▶ [Exercise description]:
Extract the text of each entry below exactly, leaving every image behind.

◇ ◇ ◇ ◇ ◇ ◇ ◇

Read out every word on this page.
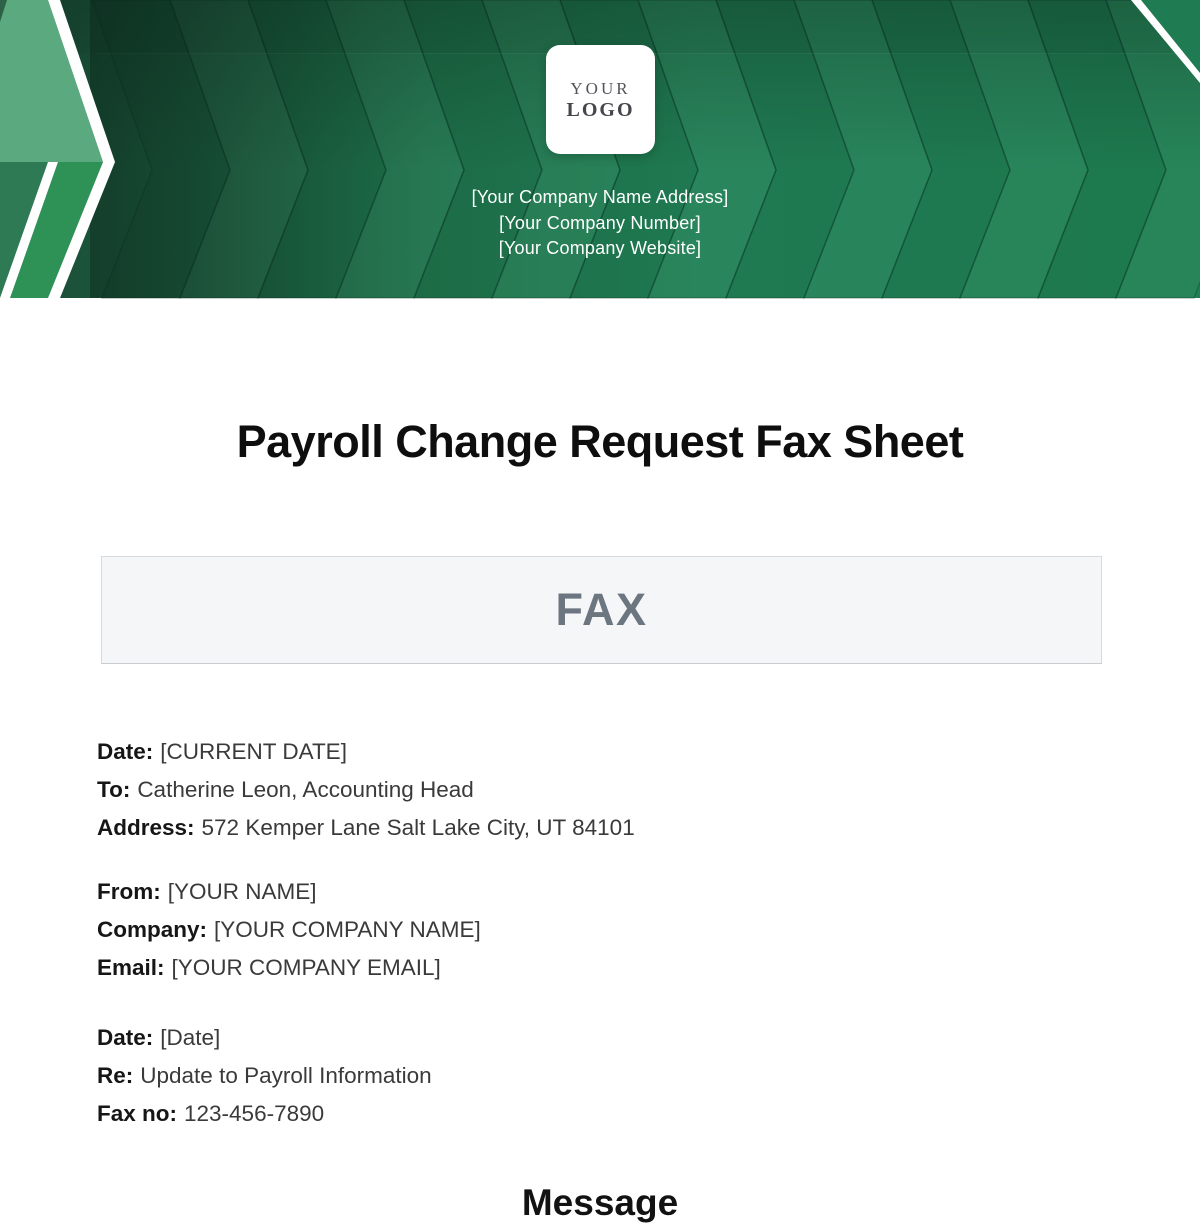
YOUR
LOGO
[Your Company Name Address]
[Your Company Number]
[Your Company Website]
Payroll Change Request Fax Sheet
FAX
Date: [CURRENT DATE]
To: Catherine Leon, Accounting Head
Address: 572 Kemper Lane Salt Lake City, UT 84101
From: [YOUR NAME]
Company: [YOUR COMPANY NAME]
Email: [YOUR COMPANY EMAIL]
Date: [Date]
Re: Update to Payroll Information
Fax no: 123-456-7890
Message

◇ ◇ ◇ ◇ ◇ ◇ ◇

▶ [The reply]:
Read out every word on this page.
YOUR
LOGO
[Your Company Name Address]
[Your Company Number]
[Your Company Website]
Payroll Change Request Fax Sheet
FAX
Date: [CURRENT DATE]
To: Catherine Leon, Accounting Head
Address: 572 Kemper Lane Salt Lake City, UT 84101
From: [YOUR NAME]
Company: [YOUR COMPANY NAME]
Email: [YOUR COMPANY EMAIL]
Date: [Date]
Re: Update to Payroll Information
Fax no: 123-456-7890
Message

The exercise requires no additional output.